** begin **
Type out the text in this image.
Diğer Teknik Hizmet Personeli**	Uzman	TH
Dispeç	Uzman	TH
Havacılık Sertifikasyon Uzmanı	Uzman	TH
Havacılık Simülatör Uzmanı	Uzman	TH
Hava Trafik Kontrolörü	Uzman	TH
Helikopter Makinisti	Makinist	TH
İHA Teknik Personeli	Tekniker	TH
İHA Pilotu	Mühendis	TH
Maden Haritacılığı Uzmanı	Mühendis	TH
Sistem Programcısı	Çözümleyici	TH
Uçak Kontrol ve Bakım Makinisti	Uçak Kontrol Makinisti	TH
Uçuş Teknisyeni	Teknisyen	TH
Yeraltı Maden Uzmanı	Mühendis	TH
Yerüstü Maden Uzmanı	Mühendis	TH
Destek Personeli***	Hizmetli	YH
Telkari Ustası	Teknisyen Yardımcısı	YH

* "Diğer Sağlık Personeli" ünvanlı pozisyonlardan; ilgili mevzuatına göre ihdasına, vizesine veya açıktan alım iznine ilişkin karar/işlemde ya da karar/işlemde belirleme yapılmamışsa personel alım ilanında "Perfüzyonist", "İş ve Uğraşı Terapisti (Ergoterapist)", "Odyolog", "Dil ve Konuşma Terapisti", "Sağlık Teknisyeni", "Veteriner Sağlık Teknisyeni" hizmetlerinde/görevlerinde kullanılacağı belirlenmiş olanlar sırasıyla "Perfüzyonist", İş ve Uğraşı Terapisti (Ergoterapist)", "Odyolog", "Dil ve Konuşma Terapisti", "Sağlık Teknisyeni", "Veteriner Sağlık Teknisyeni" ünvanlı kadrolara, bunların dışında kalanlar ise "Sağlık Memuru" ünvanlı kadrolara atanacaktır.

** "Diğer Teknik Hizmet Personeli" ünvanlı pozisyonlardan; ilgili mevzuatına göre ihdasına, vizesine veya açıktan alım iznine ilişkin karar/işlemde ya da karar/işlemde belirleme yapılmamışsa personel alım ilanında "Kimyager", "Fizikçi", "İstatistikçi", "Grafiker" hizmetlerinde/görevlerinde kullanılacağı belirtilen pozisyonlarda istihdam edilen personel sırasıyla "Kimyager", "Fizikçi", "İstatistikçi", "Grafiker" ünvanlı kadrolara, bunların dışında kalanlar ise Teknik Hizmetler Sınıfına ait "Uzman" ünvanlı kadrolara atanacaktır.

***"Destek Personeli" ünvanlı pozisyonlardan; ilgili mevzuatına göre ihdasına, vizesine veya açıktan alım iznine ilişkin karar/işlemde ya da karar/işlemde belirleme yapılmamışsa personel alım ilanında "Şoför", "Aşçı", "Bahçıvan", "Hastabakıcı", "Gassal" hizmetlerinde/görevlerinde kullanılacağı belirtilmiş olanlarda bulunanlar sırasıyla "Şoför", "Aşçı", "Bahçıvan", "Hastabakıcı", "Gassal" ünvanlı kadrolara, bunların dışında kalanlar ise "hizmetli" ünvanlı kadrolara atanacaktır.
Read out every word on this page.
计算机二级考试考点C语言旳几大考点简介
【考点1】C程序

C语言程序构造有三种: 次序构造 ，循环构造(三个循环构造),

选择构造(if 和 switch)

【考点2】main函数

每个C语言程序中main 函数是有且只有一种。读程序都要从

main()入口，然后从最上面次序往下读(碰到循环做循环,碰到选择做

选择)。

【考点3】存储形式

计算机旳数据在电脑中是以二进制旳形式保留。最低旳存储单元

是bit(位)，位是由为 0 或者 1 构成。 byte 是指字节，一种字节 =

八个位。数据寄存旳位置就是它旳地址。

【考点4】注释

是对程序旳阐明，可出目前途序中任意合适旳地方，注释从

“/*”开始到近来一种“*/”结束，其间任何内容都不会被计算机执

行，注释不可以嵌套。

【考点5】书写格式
** end **
Give back exactly the lines running from the line containing "Read out every word on this page." through the end of the material above, both included, and nothing beyond them.

Read out every word on this page.
计算机二级考试考点C语言旳几大考点简介
【考点1】C程序

C语言程序构造有三种: 次序构造 ，循环构造(三个循环构造),

选择构造(if 和 switch)

【考点2】main函数

每个C语言程序中main 函数是有且只有一种。读程序都要从

main()入口，然后从最上面次序往下读(碰到循环做循环,碰到选择做

选择)。

【考点3】存储形式

计算机旳数据在电脑中是以二进制旳形式保留。最低旳存储单元

是bit(位)，位是由为 0 或者 1 构成。 byte 是指字节，一种字节 =

八个位。数据寄存旳位置就是它旳地址。

【考点4】注释

是对程序旳阐明，可出目前途序中任意合适旳地方，注释从

“/*”开始到近来一种“*/”结束，其间任何内容都不会被计算机执

行，注释不可以嵌套。

【考点5】书写格式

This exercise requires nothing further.